= STATED EXERCISE =
Present each line of the entries below that holds the word "JSON".

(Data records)
>> Begin
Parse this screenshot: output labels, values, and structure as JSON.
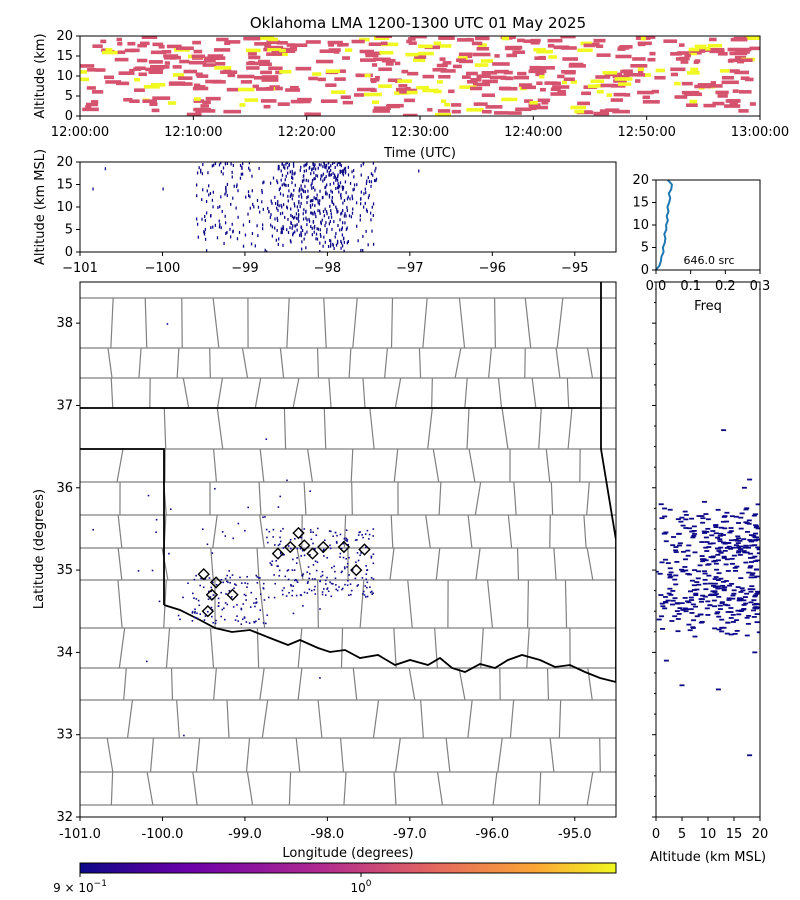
{
  "title": "Oklahoma LMA 1200-1300 UTC 01 May 2025",
  "colors": {
    "points_dark": "#0d0887",
    "time_points_pink": "#d5536f",
    "time_points_yellow": "#f0f921",
    "histogram_line": "#1f77b4",
    "county_lines": "#808080",
    "state_lines": "#000000",
    "colorbar_stops": [
      "#0d0887",
      "#6a00a8",
      "#b12a90",
      "#e16462",
      "#fca636",
      "#f0f921"
    ]
  },
  "chart_data": [
    {
      "id": "time_height",
      "type": "scatter",
      "xlabel": "Time (UTC)",
      "ylabel": "Altitude (km)",
      "x_ticks": [
        "12:00:00",
        "12:10:00",
        "12:20:00",
        "12:30:00",
        "12:40:00",
        "12:50:00",
        "13:00:00"
      ],
      "x_range": [
        "12:00:00",
        "13:00:00"
      ],
      "y_ticks": [
        "0",
        "5",
        "10",
        "15",
        "20"
      ],
      "ylim": [
        0,
        20
      ],
      "grid": false,
      "note_points": "dense horizontal dashes of sources, colored pink/yellow by the colorbar scale"
    },
    {
      "id": "lon_height",
      "type": "scatter",
      "xlabel": "",
      "ylabel": "Altitude (km MSL)",
      "x_ticks": [
        "−101",
        "−100",
        "−99",
        "−98",
        "−97",
        "−96",
        "−95"
      ],
      "xlim": [
        -101,
        -94.5
      ],
      "y_ticks": [
        "0",
        "5",
        "10",
        "15",
        "20"
      ],
      "ylim": [
        0,
        20
      ],
      "source_longitude_band": [
        -99.6,
        -97.4
      ]
    },
    {
      "id": "altitude_histogram",
      "type": "line",
      "xlabel": "Freq",
      "x_ticks": [
        "0.0",
        "0.1",
        "0.2",
        "0.3"
      ],
      "xlim": [
        0,
        0.3
      ],
      "y_ticks": [
        "0",
        "5",
        "10",
        "15",
        "20"
      ],
      "ylim": [
        0,
        20
      ],
      "annotation": "646.0 src",
      "points": [
        {
          "freq": 0.0,
          "alt": 0.0
        },
        {
          "freq": 0.005,
          "alt": 0.5
        },
        {
          "freq": 0.01,
          "alt": 1.0
        },
        {
          "freq": 0.014,
          "alt": 2.0
        },
        {
          "freq": 0.016,
          "alt": 3.0
        },
        {
          "freq": 0.022,
          "alt": 4.0
        },
        {
          "freq": 0.02,
          "alt": 5.0
        },
        {
          "freq": 0.025,
          "alt": 6.0
        },
        {
          "freq": 0.027,
          "alt": 7.0
        },
        {
          "freq": 0.024,
          "alt": 8.0
        },
        {
          "freq": 0.03,
          "alt": 9.0
        },
        {
          "freq": 0.029,
          "alt": 10.0
        },
        {
          "freq": 0.034,
          "alt": 11.0
        },
        {
          "freq": 0.031,
          "alt": 12.0
        },
        {
          "freq": 0.036,
          "alt": 13.0
        },
        {
          "freq": 0.033,
          "alt": 14.0
        },
        {
          "freq": 0.038,
          "alt": 15.0
        },
        {
          "freq": 0.041,
          "alt": 16.0
        },
        {
          "freq": 0.037,
          "alt": 17.0
        },
        {
          "freq": 0.044,
          "alt": 18.0
        },
        {
          "freq": 0.046,
          "alt": 19.0
        },
        {
          "freq": 0.034,
          "alt": 20.0
        }
      ]
    },
    {
      "id": "plan_view",
      "type": "scatter",
      "xlabel": "Longitude (degrees)",
      "ylabel": "Latitude (degrees)",
      "x_ticks": [
        "-101.0",
        "-100.0",
        "-99.0",
        "-98.0",
        "-97.0",
        "-96.0",
        "-95.0"
      ],
      "xlim": [
        -101,
        -94.5
      ],
      "y_ticks": [
        "32",
        "33",
        "34",
        "35",
        "36",
        "37",
        "38"
      ],
      "ylim": [
        32,
        38.5
      ],
      "stations": [
        {
          "lon": -98.35,
          "lat": 35.45
        },
        {
          "lon": -98.45,
          "lat": 35.28
        },
        {
          "lon": -98.28,
          "lat": 35.3
        },
        {
          "lon": -98.05,
          "lat": 35.28
        },
        {
          "lon": -97.8,
          "lat": 35.28
        },
        {
          "lon": -98.6,
          "lat": 35.2
        },
        {
          "lon": -98.18,
          "lat": 35.2
        },
        {
          "lon": -97.55,
          "lat": 35.25
        },
        {
          "lon": -97.65,
          "lat": 35.0
        },
        {
          "lon": -99.15,
          "lat": 34.7
        },
        {
          "lon": -99.35,
          "lat": 34.85
        },
        {
          "lon": -99.4,
          "lat": 34.7
        },
        {
          "lon": -99.5,
          "lat": 34.95
        },
        {
          "lon": -99.45,
          "lat": 34.5
        }
      ]
    },
    {
      "id": "altitude_latitude",
      "type": "scatter",
      "xlabel": "Altitude (km MSL)",
      "x_ticks": [
        "0",
        "5",
        "10",
        "15",
        "20"
      ],
      "xlim": [
        0,
        20
      ],
      "ylim": [
        32,
        38.5
      ]
    },
    {
      "id": "colorbar",
      "type": "heatmap",
      "tick_labels": [
        "9 × 10",
        "10"
      ],
      "tick_exponents": [
        "−1",
        "0"
      ]
    }
  ]
}
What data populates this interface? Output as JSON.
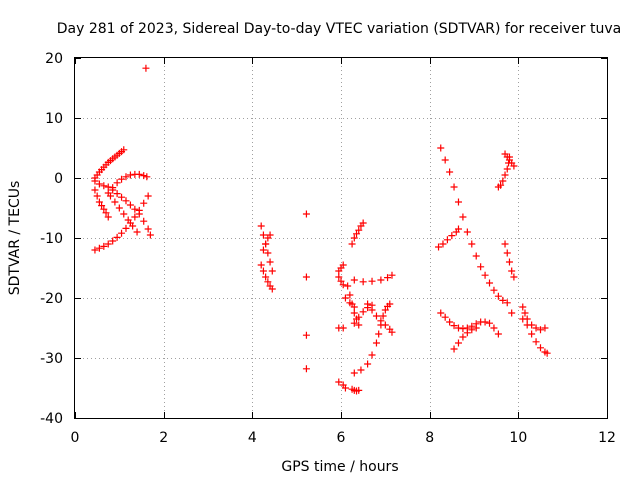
{
  "chart_data": {
    "type": "scatter",
    "title": "Day 281 of 2023, Sidereal Day-to-day VTEC variation (SDTVAR) for receiver tuva",
    "xlabel": "GPS time / hours",
    "ylabel": "SDTVAR / TECUs",
    "xlim": [
      0,
      12
    ],
    "ylim": [
      -40,
      20
    ],
    "xticks": [
      "0",
      "2",
      "4",
      "6",
      "8",
      "10",
      "12"
    ],
    "yticks": [
      "20",
      "10",
      "0",
      "-10",
      "-20",
      "-30",
      "-40"
    ],
    "grid": true,
    "marker": "+",
    "color": "#ff0000",
    "points": [
      [
        0.45,
        0.0
      ],
      [
        0.5,
        0.5
      ],
      [
        0.55,
        1.0
      ],
      [
        0.6,
        1.4
      ],
      [
        0.65,
        1.8
      ],
      [
        0.7,
        2.2
      ],
      [
        0.75,
        2.6
      ],
      [
        0.8,
        2.9
      ],
      [
        0.85,
        3.2
      ],
      [
        0.9,
        3.5
      ],
      [
        0.95,
        3.8
      ],
      [
        1.0,
        4.1
      ],
      [
        1.05,
        4.4
      ],
      [
        1.1,
        4.7
      ],
      [
        0.45,
        -0.5
      ],
      [
        0.55,
        -1.0
      ],
      [
        0.65,
        -1.3
      ],
      [
        0.75,
        -1.5
      ],
      [
        0.85,
        -2.0
      ],
      [
        0.95,
        -2.6
      ],
      [
        1.05,
        -3.2
      ],
      [
        1.15,
        -3.8
      ],
      [
        1.25,
        -4.5
      ],
      [
        1.35,
        -5.2
      ],
      [
        1.45,
        -6.0
      ],
      [
        1.55,
        -7.2
      ],
      [
        1.65,
        -8.5
      ],
      [
        1.7,
        -9.5
      ],
      [
        0.45,
        -12.0
      ],
      [
        0.55,
        -11.7
      ],
      [
        0.65,
        -11.4
      ],
      [
        0.75,
        -11.0
      ],
      [
        0.85,
        -10.5
      ],
      [
        0.95,
        -9.9
      ],
      [
        1.05,
        -9.2
      ],
      [
        1.15,
        -8.4
      ],
      [
        1.25,
        -7.5
      ],
      [
        1.35,
        -6.5
      ],
      [
        1.45,
        -5.4
      ],
      [
        1.55,
        -4.2
      ],
      [
        1.65,
        -3.0
      ],
      [
        0.45,
        -2.0
      ],
      [
        0.5,
        -3.0
      ],
      [
        0.55,
        -4.0
      ],
      [
        0.6,
        -4.6
      ],
      [
        0.65,
        -5.2
      ],
      [
        0.7,
        -5.8
      ],
      [
        0.75,
        -6.5
      ],
      [
        0.75,
        -2.5
      ],
      [
        0.85,
        -1.6
      ],
      [
        0.95,
        -0.8
      ],
      [
        1.05,
        -0.2
      ],
      [
        1.15,
        0.2
      ],
      [
        1.25,
        0.5
      ],
      [
        1.35,
        0.6
      ],
      [
        1.45,
        0.6
      ],
      [
        1.55,
        0.4
      ],
      [
        1.62,
        0.2
      ],
      [
        0.8,
        -3.0
      ],
      [
        0.9,
        -4.0
      ],
      [
        1.0,
        -5.0
      ],
      [
        1.1,
        -6.0
      ],
      [
        1.2,
        -7.0
      ],
      [
        1.3,
        -8.0
      ],
      [
        1.4,
        -9.0
      ],
      [
        1.6,
        18.3
      ],
      [
        4.2,
        -8.0
      ],
      [
        4.25,
        -9.5
      ],
      [
        4.3,
        -11.0
      ],
      [
        4.35,
        -12.5
      ],
      [
        4.4,
        -14.0
      ],
      [
        4.45,
        -15.5
      ],
      [
        4.25,
        -12.0
      ],
      [
        4.3,
        -11.0
      ],
      [
        4.35,
        -10.0
      ],
      [
        4.4,
        -9.5
      ],
      [
        4.2,
        -14.5
      ],
      [
        4.25,
        -15.5
      ],
      [
        4.3,
        -16.5
      ],
      [
        4.35,
        -17.3
      ],
      [
        4.4,
        -18.0
      ],
      [
        4.45,
        -18.5
      ],
      [
        5.22,
        -6.0
      ],
      [
        5.22,
        -16.5
      ],
      [
        5.22,
        -26.2
      ],
      [
        5.22,
        -31.8
      ],
      [
        5.95,
        -15.5
      ],
      [
        6.0,
        -15.0
      ],
      [
        6.05,
        -14.5
      ],
      [
        5.95,
        -16.5
      ],
      [
        6.0,
        -17.2
      ],
      [
        6.05,
        -17.8
      ],
      [
        5.95,
        -25.0
      ],
      [
        6.05,
        -25.0
      ],
      [
        5.95,
        -34.0
      ],
      [
        6.05,
        -34.5
      ],
      [
        6.1,
        -35.0
      ],
      [
        6.25,
        -35.2
      ],
      [
        6.3,
        -35.4
      ],
      [
        6.35,
        -35.5
      ],
      [
        6.4,
        -35.4
      ],
      [
        6.25,
        -11.0
      ],
      [
        6.3,
        -10.0
      ],
      [
        6.35,
        -9.3
      ],
      [
        6.4,
        -8.7
      ],
      [
        6.45,
        -8.0
      ],
      [
        6.5,
        -7.5
      ],
      [
        6.3,
        -17.0
      ],
      [
        6.5,
        -17.3
      ],
      [
        6.7,
        -17.2
      ],
      [
        6.9,
        -17.0
      ],
      [
        7.05,
        -16.6
      ],
      [
        7.15,
        -16.2
      ],
      [
        6.15,
        -18.0
      ],
      [
        6.2,
        -19.5
      ],
      [
        6.25,
        -21.0
      ],
      [
        6.3,
        -22.5
      ],
      [
        6.35,
        -23.5
      ],
      [
        6.4,
        -24.5
      ],
      [
        6.1,
        -20.0
      ],
      [
        6.2,
        -20.8
      ],
      [
        6.3,
        -21.5
      ],
      [
        6.3,
        -24.2
      ],
      [
        6.4,
        -23.2
      ],
      [
        6.5,
        -22.3
      ],
      [
        6.6,
        -21.6
      ],
      [
        6.7,
        -21.2
      ],
      [
        6.3,
        -32.5
      ],
      [
        6.45,
        -32.0
      ],
      [
        6.6,
        -31.0
      ],
      [
        6.7,
        -29.5
      ],
      [
        6.8,
        -27.5
      ],
      [
        6.85,
        -26.0
      ],
      [
        6.9,
        -24.5
      ],
      [
        6.95,
        -23.0
      ],
      [
        7.0,
        -22.0
      ],
      [
        7.05,
        -21.4
      ],
      [
        7.1,
        -21.0
      ],
      [
        6.6,
        -21.0
      ],
      [
        6.7,
        -22.0
      ],
      [
        6.8,
        -23.0
      ],
      [
        6.9,
        -23.8
      ],
      [
        7.0,
        -24.5
      ],
      [
        7.1,
        -25.2
      ],
      [
        7.15,
        -25.7
      ],
      [
        8.25,
        5.0
      ],
      [
        8.35,
        3.0
      ],
      [
        8.45,
        1.0
      ],
      [
        8.55,
        -1.5
      ],
      [
        8.65,
        -4.0
      ],
      [
        8.75,
        -6.5
      ],
      [
        8.85,
        -9.0
      ],
      [
        8.95,
        -11.0
      ],
      [
        9.05,
        -13.0
      ],
      [
        9.15,
        -14.8
      ],
      [
        9.25,
        -16.2
      ],
      [
        9.35,
        -17.5
      ],
      [
        9.45,
        -18.7
      ],
      [
        9.55,
        -19.7
      ],
      [
        9.65,
        -20.4
      ],
      [
        9.75,
        -20.8
      ],
      [
        8.2,
        -11.5
      ],
      [
        8.3,
        -11.0
      ],
      [
        8.4,
        -10.3
      ],
      [
        8.5,
        -9.6
      ],
      [
        8.6,
        -9.0
      ],
      [
        8.65,
        -8.5
      ],
      [
        9.55,
        -1.5
      ],
      [
        9.6,
        -1.2
      ],
      [
        9.65,
        -0.5
      ],
      [
        9.7,
        0.5
      ],
      [
        9.75,
        1.5
      ],
      [
        9.78,
        2.5
      ],
      [
        9.8,
        3.5
      ],
      [
        9.7,
        4.0
      ],
      [
        9.75,
        3.5
      ],
      [
        9.8,
        3.0
      ],
      [
        9.85,
        2.5
      ],
      [
        9.9,
        2.0
      ],
      [
        9.7,
        -11.0
      ],
      [
        9.75,
        -12.5
      ],
      [
        9.8,
        -14.0
      ],
      [
        9.85,
        -15.5
      ],
      [
        9.9,
        -16.5
      ],
      [
        9.85,
        -22.5
      ],
      [
        8.25,
        -22.5
      ],
      [
        8.35,
        -23.2
      ],
      [
        8.45,
        -24.0
      ],
      [
        8.55,
        -24.6
      ],
      [
        8.65,
        -25.0
      ],
      [
        8.75,
        -25.1
      ],
      [
        8.85,
        -25.0
      ],
      [
        8.95,
        -24.7
      ],
      [
        9.05,
        -24.3
      ],
      [
        9.15,
        -24.0
      ],
      [
        9.25,
        -24.0
      ],
      [
        9.35,
        -24.2
      ],
      [
        9.45,
        -25.0
      ],
      [
        9.55,
        -26.0
      ],
      [
        8.55,
        -28.5
      ],
      [
        8.65,
        -27.5
      ],
      [
        8.75,
        -26.5
      ],
      [
        8.85,
        -25.8
      ],
      [
        8.95,
        -25.3
      ],
      [
        9.05,
        -25.0
      ],
      [
        10.1,
        -21.5
      ],
      [
        10.15,
        -22.5
      ],
      [
        10.2,
        -23.5
      ],
      [
        10.3,
        -24.5
      ],
      [
        10.4,
        -25.0
      ],
      [
        10.5,
        -25.3
      ],
      [
        10.6,
        -25.0
      ],
      [
        10.1,
        -23.5
      ],
      [
        10.2,
        -24.5
      ],
      [
        10.3,
        -26.0
      ],
      [
        10.4,
        -27.3
      ],
      [
        10.5,
        -28.3
      ],
      [
        10.6,
        -29.0
      ],
      [
        10.65,
        -29.2
      ]
    ]
  }
}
>> End
= OUTPUT OF THE EXERCISE =
Parse this screenshot: output labels, values, and structure as JSON.
What data populates this interface? Output as JSON.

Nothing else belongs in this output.